(Dataset records on visual material)
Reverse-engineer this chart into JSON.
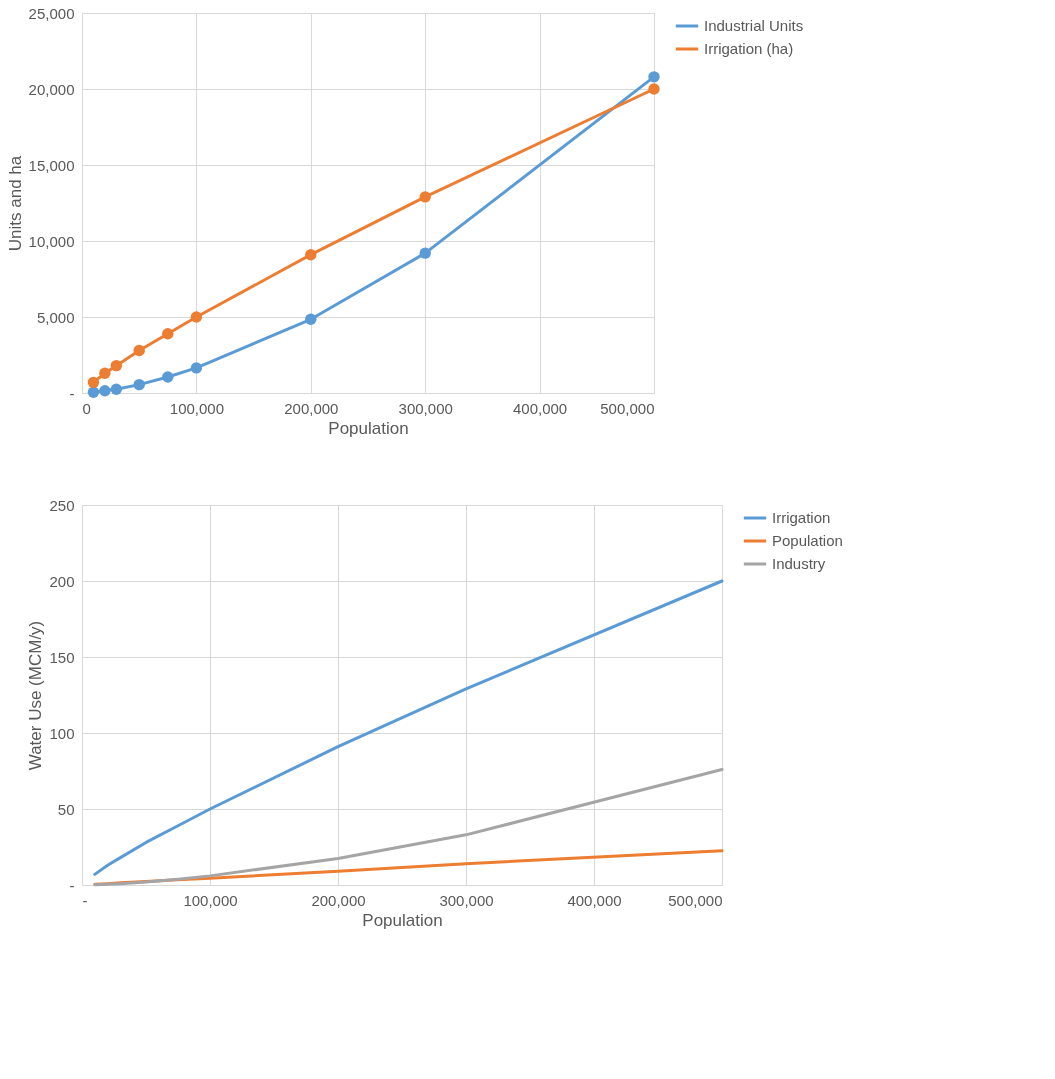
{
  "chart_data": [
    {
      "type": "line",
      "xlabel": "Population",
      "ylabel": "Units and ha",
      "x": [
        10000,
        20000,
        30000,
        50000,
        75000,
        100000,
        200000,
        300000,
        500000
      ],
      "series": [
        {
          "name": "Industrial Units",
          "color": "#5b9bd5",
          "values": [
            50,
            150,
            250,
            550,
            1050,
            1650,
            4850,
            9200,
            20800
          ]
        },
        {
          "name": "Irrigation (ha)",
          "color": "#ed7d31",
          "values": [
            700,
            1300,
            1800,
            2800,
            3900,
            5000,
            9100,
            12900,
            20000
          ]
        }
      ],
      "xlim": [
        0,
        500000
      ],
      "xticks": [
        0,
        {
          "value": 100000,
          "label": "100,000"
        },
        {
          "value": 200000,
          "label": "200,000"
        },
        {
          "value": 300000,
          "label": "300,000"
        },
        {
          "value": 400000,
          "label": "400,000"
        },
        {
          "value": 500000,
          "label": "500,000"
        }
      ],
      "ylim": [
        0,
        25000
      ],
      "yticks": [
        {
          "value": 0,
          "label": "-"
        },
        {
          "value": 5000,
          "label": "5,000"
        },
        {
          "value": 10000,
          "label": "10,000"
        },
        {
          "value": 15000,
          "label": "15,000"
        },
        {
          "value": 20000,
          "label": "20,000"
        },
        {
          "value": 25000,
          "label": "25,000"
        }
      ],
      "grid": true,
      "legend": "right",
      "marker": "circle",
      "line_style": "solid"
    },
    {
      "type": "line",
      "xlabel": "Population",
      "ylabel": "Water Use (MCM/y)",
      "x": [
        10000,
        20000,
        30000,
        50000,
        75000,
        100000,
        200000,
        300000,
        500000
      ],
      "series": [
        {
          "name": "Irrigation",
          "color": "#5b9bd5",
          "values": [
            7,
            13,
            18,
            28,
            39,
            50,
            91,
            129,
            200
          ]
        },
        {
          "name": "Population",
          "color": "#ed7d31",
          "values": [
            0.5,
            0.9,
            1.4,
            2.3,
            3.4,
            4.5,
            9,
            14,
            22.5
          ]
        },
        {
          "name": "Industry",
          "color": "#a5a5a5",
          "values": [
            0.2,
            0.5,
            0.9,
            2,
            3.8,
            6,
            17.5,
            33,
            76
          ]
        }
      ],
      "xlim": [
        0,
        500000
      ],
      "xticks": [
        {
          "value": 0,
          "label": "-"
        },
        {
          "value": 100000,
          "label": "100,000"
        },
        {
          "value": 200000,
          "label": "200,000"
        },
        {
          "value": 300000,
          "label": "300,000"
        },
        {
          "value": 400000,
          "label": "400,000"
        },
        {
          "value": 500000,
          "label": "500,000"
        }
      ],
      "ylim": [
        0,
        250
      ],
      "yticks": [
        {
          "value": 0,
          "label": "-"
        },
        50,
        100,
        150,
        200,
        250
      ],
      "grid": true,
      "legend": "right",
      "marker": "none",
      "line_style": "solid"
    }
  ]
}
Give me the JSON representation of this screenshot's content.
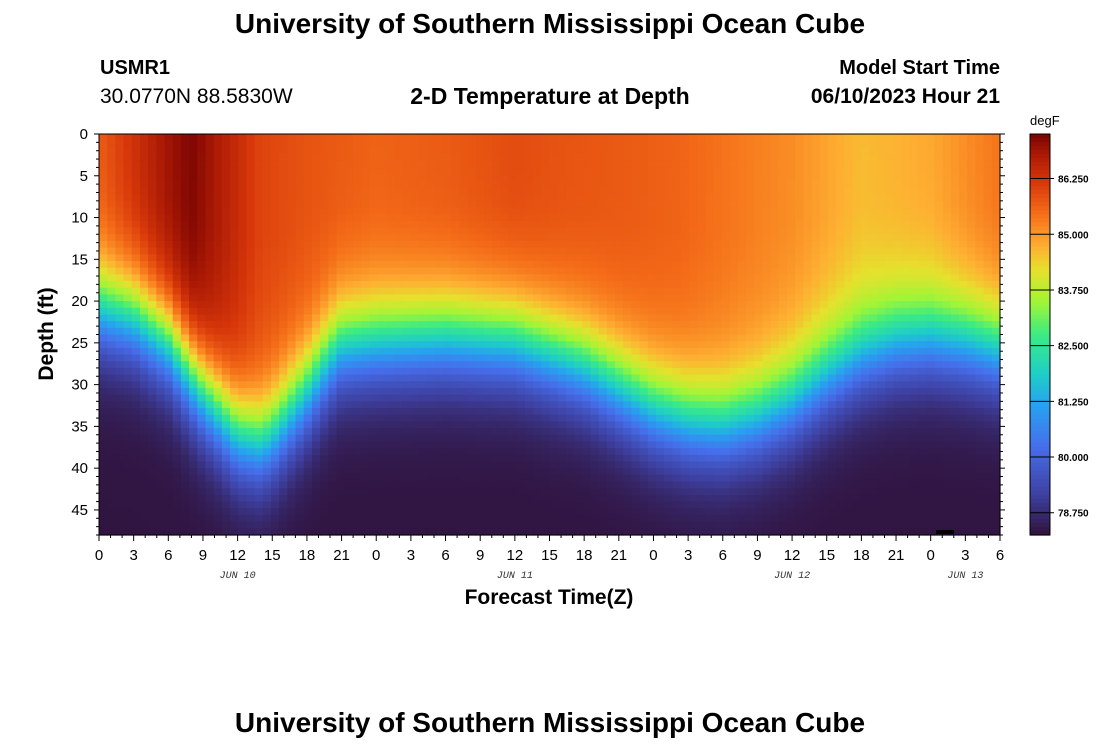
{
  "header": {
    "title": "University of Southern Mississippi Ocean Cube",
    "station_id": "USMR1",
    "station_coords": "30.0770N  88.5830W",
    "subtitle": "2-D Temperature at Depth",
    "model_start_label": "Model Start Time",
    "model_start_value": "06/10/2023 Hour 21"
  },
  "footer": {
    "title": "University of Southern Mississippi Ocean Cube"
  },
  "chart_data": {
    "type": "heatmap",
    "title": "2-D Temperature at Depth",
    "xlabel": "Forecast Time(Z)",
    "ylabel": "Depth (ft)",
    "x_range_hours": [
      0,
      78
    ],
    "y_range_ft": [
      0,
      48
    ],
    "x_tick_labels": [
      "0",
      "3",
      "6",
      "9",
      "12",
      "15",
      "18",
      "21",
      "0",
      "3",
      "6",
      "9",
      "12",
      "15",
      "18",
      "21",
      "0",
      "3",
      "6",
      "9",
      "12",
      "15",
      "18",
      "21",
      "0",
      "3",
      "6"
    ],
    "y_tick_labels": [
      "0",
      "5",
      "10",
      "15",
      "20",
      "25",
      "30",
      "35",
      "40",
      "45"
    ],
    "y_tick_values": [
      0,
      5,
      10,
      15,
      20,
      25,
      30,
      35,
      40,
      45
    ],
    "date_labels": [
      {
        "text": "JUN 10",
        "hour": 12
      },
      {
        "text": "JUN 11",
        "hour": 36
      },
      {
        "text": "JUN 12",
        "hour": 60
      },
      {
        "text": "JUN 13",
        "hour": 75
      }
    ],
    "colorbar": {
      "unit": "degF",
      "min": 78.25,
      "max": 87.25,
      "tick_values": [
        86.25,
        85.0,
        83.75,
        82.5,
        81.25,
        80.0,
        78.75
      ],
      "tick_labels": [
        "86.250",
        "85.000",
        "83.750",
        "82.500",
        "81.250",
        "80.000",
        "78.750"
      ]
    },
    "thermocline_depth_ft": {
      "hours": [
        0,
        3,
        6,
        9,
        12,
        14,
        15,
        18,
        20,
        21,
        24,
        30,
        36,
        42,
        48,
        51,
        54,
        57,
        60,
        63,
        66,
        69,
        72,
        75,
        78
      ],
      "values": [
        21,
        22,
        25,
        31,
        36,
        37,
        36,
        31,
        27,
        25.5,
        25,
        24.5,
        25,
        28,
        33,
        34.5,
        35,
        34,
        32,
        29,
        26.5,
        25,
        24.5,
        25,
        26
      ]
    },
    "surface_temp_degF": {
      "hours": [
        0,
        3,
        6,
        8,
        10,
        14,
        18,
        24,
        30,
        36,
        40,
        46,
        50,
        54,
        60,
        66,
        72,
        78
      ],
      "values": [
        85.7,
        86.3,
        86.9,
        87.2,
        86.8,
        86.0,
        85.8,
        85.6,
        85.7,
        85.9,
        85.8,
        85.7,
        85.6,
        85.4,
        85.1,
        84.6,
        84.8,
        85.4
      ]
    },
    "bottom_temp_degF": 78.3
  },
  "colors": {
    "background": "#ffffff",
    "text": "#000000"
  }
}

What the exercise asks:
From the listing above, copy every line that includes the word "Units".

Task response:
      "ylabel": "Units and ha",
          "name": "Industrial Units",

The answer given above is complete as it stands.